▶ [TASK GOAL] From the listing that follows, output everything exactly except the pictures.

(Stored data entries)
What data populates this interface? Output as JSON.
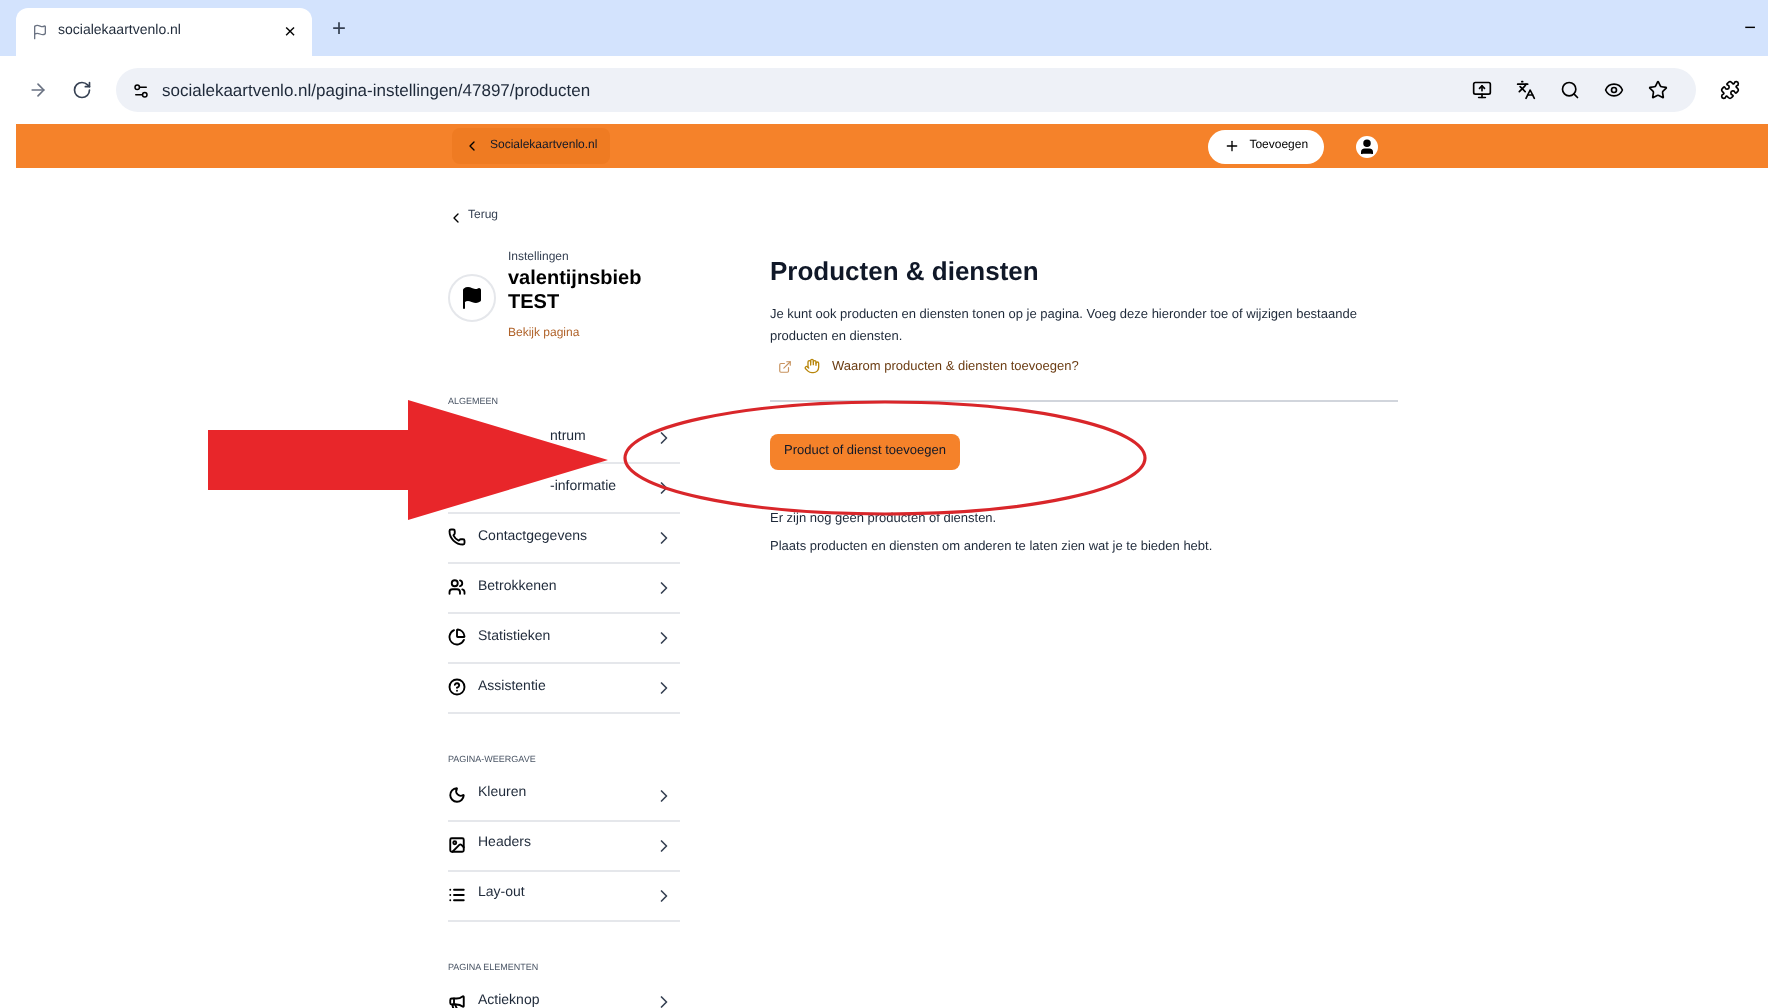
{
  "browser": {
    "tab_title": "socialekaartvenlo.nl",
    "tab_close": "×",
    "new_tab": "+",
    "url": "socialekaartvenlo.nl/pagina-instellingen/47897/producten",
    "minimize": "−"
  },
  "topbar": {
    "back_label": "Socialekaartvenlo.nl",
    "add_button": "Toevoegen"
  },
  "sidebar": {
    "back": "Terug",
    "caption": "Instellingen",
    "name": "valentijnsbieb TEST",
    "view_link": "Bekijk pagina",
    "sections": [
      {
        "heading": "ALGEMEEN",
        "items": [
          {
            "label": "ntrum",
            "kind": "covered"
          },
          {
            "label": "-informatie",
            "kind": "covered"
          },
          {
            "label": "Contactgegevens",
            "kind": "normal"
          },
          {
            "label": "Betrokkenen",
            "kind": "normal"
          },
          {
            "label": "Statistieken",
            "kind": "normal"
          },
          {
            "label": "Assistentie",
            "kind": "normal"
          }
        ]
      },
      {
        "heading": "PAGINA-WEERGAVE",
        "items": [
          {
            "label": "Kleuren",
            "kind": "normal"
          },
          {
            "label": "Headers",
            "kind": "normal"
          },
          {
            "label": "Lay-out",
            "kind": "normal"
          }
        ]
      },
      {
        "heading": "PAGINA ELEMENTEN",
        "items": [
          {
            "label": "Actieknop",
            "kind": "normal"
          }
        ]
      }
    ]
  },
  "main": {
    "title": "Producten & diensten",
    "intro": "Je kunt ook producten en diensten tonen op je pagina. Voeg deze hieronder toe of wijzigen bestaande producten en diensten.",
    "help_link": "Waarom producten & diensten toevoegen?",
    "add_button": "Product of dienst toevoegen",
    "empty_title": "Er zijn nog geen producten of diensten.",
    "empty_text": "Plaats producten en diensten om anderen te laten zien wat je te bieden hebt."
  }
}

▶ [EXERCISE SOLUTION]
What data populates this interface? Output as JSON.
{
  "browser": {
    "tab_title": "socialekaartvenlo.nl",
    "tab_close": "×",
    "new_tab": "+",
    "url": "socialekaartvenlo.nl/pagina-instellingen/47897/producten",
    "minimize": "−"
  },
  "topbar": {
    "back_label": "Socialekaartvenlo.nl",
    "add_button": "Toevoegen"
  },
  "sidebar": {
    "back": "Terug",
    "caption": "Instellingen",
    "name": "valentijnsbieb TEST",
    "view_link": "Bekijk pagina",
    "sections": [
      {
        "heading": "ALGEMEEN",
        "items": [
          {
            "label": "ntrum",
            "kind": "covered"
          },
          {
            "label": "-informatie",
            "kind": "covered"
          },
          {
            "label": "Contactgegevens",
            "kind": "normal"
          },
          {
            "label": "Betrokkenen",
            "kind": "normal"
          },
          {
            "label": "Statistieken",
            "kind": "normal"
          },
          {
            "label": "Assistentie",
            "kind": "normal"
          }
        ]
      },
      {
        "heading": "PAGINA-WEERGAVE",
        "items": [
          {
            "label": "Kleuren",
            "kind": "normal"
          },
          {
            "label": "Headers",
            "kind": "normal"
          },
          {
            "label": "Lay-out",
            "kind": "normal"
          }
        ]
      },
      {
        "heading": "PAGINA ELEMENTEN",
        "items": [
          {
            "label": "Actieknop",
            "kind": "normal"
          }
        ]
      }
    ]
  },
  "main": {
    "title": "Producten & diensten",
    "intro": "Je kunt ook producten en diensten tonen op je pagina. Voeg deze hieronder toe of wijzigen bestaande producten en diensten.",
    "help_link": "Waarom producten & diensten toevoegen?",
    "add_button": "Product of dienst toevoegen",
    "empty_title": "Er zijn nog geen producten of diensten.",
    "empty_text": "Plaats producten en diensten om anderen te laten zien wat je te bieden hebt."
  }
}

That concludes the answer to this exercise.